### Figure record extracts
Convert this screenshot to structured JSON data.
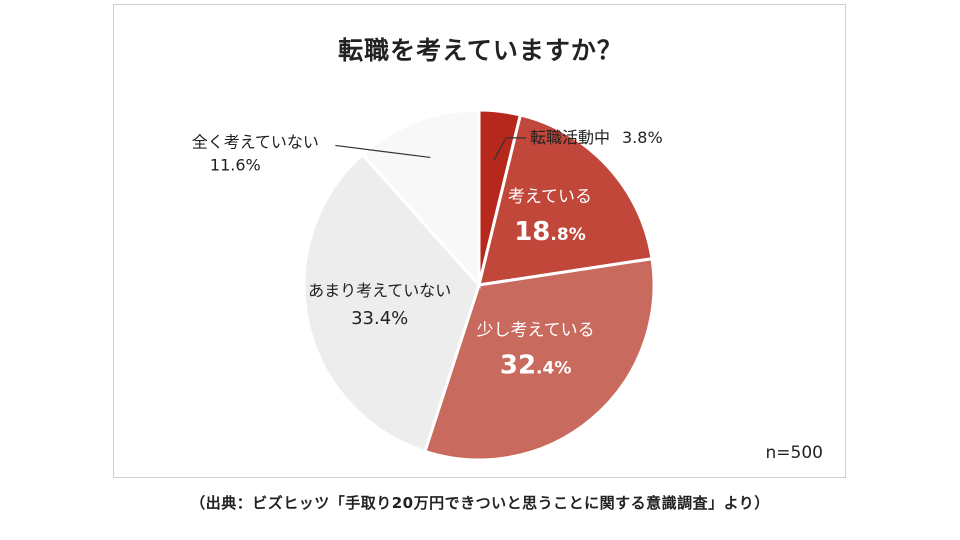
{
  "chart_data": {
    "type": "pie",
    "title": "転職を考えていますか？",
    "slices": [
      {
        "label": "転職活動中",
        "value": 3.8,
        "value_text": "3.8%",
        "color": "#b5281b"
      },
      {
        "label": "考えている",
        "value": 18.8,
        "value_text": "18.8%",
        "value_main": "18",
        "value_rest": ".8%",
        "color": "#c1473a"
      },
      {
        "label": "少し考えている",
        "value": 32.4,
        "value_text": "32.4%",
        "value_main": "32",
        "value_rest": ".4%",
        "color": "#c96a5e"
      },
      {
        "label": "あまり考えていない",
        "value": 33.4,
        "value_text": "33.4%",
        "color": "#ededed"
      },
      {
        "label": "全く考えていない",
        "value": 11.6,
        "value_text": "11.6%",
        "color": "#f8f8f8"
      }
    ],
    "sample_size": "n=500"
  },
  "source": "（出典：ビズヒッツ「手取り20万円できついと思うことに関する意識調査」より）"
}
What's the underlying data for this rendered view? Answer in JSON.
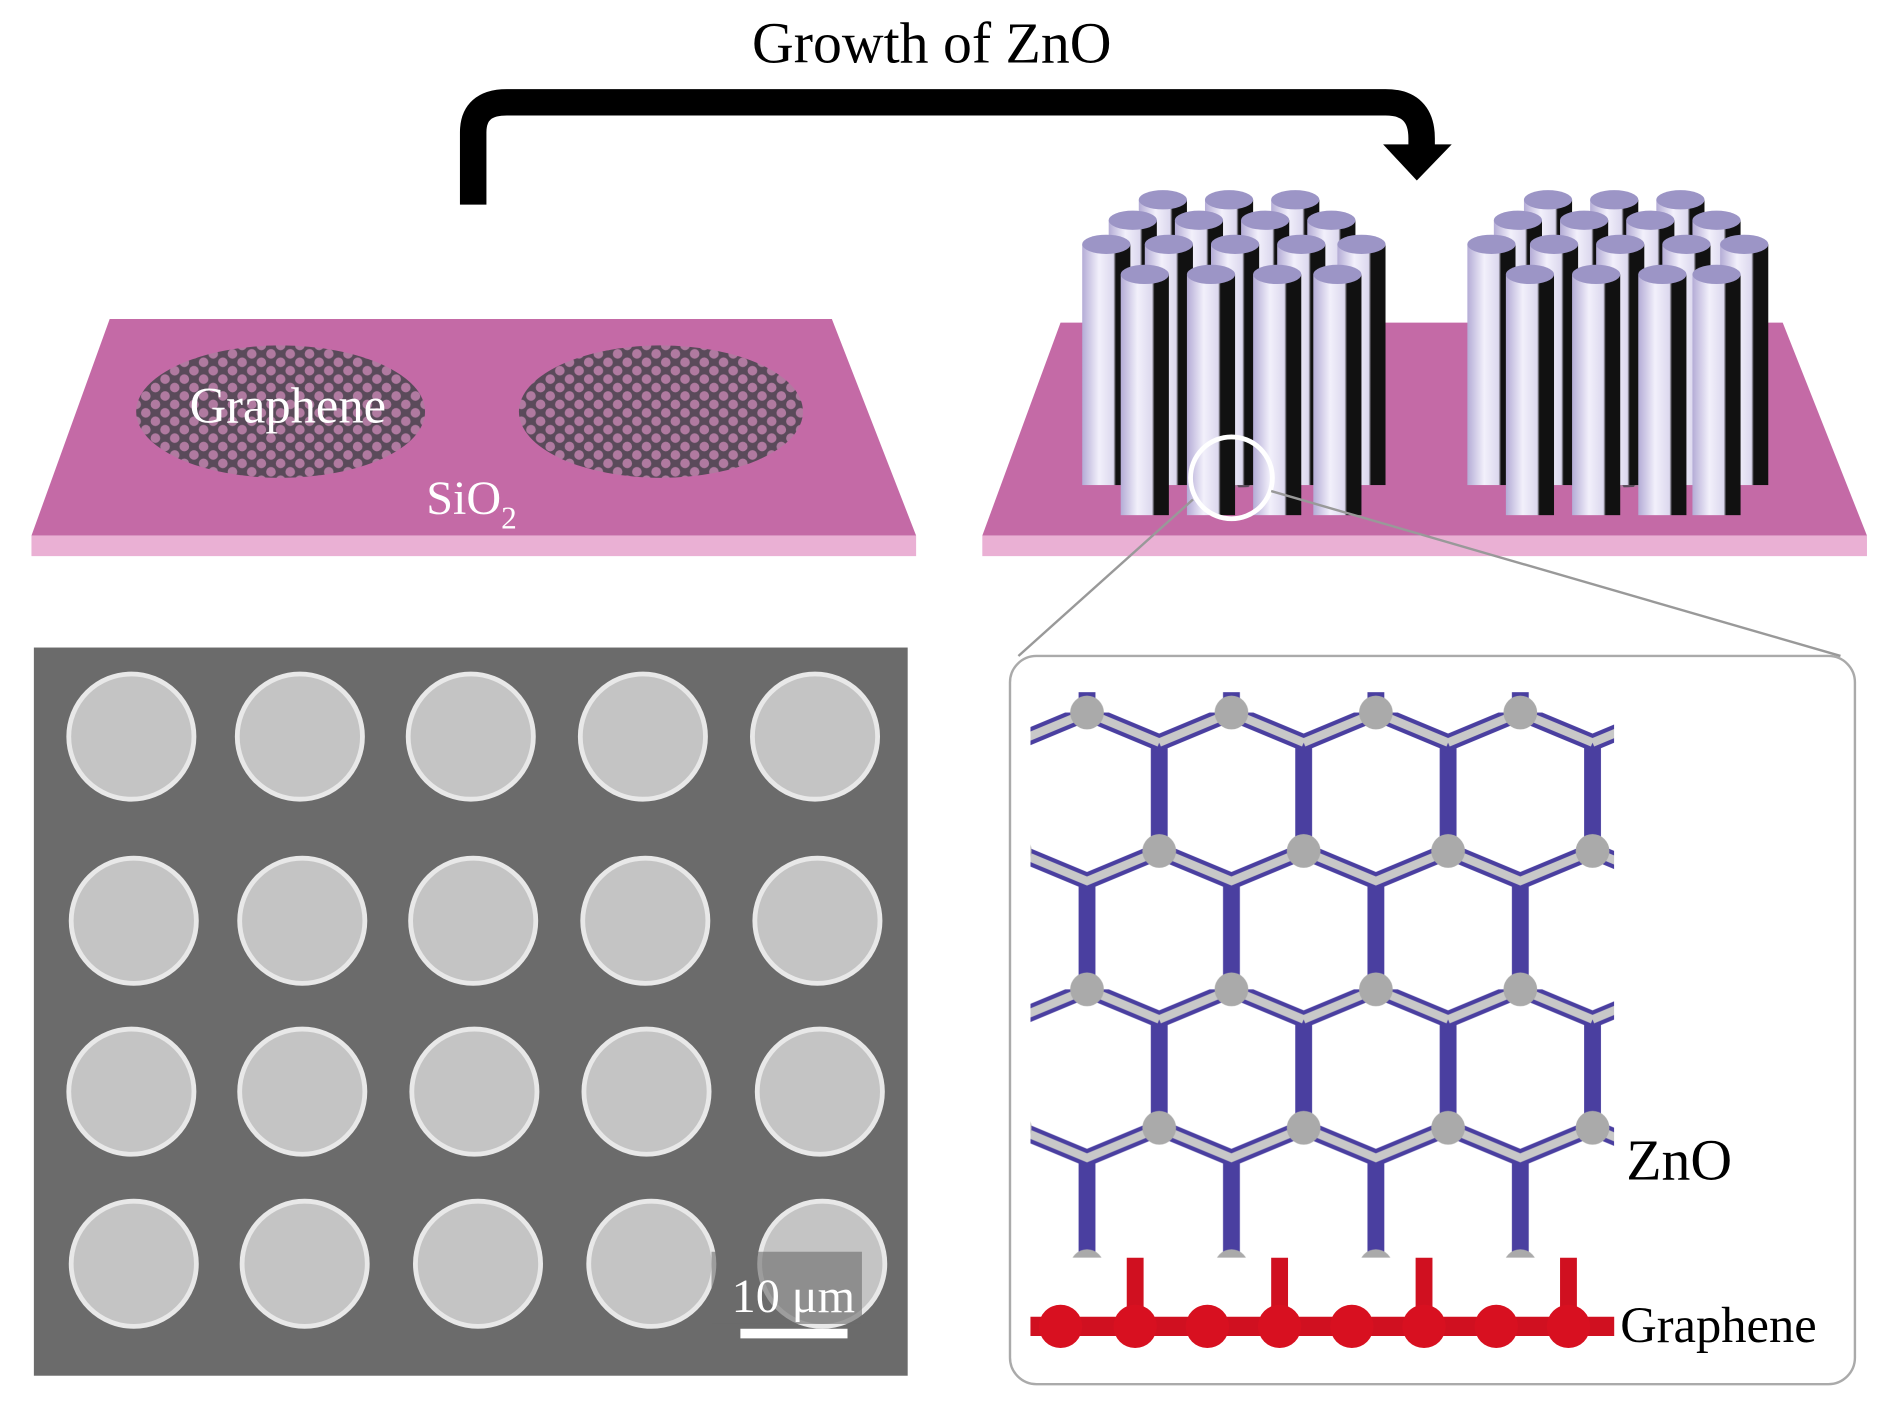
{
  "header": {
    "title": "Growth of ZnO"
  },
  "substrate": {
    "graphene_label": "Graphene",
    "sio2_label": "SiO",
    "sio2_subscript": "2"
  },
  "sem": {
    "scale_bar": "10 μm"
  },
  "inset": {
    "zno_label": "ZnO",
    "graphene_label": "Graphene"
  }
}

### WRITTEN REQUEST
Each entry should be repeated exactly as it appears; the pictures stay out.

### ANSWER BELOW
Convert this screenshot to structured JSON data.
{
  "chart_data": {
    "type": "pie",
    "title": "転職を考えていますか？",
    "slices": [
      {
        "label": "転職活動中",
        "value": 3.8,
        "value_text": "3.8%",
        "color": "#b5281b"
      },
      {
        "label": "考えている",
        "value": 18.8,
        "value_text": "18.8%",
        "value_main": "18",
        "value_rest": ".8%",
        "color": "#c1473a"
      },
      {
        "label": "少し考えている",
        "value": 32.4,
        "value_text": "32.4%",
        "value_main": "32",
        "value_rest": ".4%",
        "color": "#c96a5e"
      },
      {
        "label": "あまり考えていない",
        "value": 33.4,
        "value_text": "33.4%",
        "color": "#ededed"
      },
      {
        "label": "全く考えていない",
        "value": 11.6,
        "value_text": "11.6%",
        "color": "#f8f8f8"
      }
    ],
    "sample_size": "n=500"
  },
  "source": "（出典：ビズヒッツ「手取り20万円できついと思うことに関する意識調査」より）"
}
What's the underlying data for this rendered view? Answer in JSON.
{
  "header": {
    "title": "Growth of ZnO"
  },
  "substrate": {
    "graphene_label": "Graphene",
    "sio2_label": "SiO",
    "sio2_subscript": "2"
  },
  "sem": {
    "scale_bar": "10 μm"
  },
  "inset": {
    "zno_label": "ZnO",
    "graphene_label": "Graphene"
  }
}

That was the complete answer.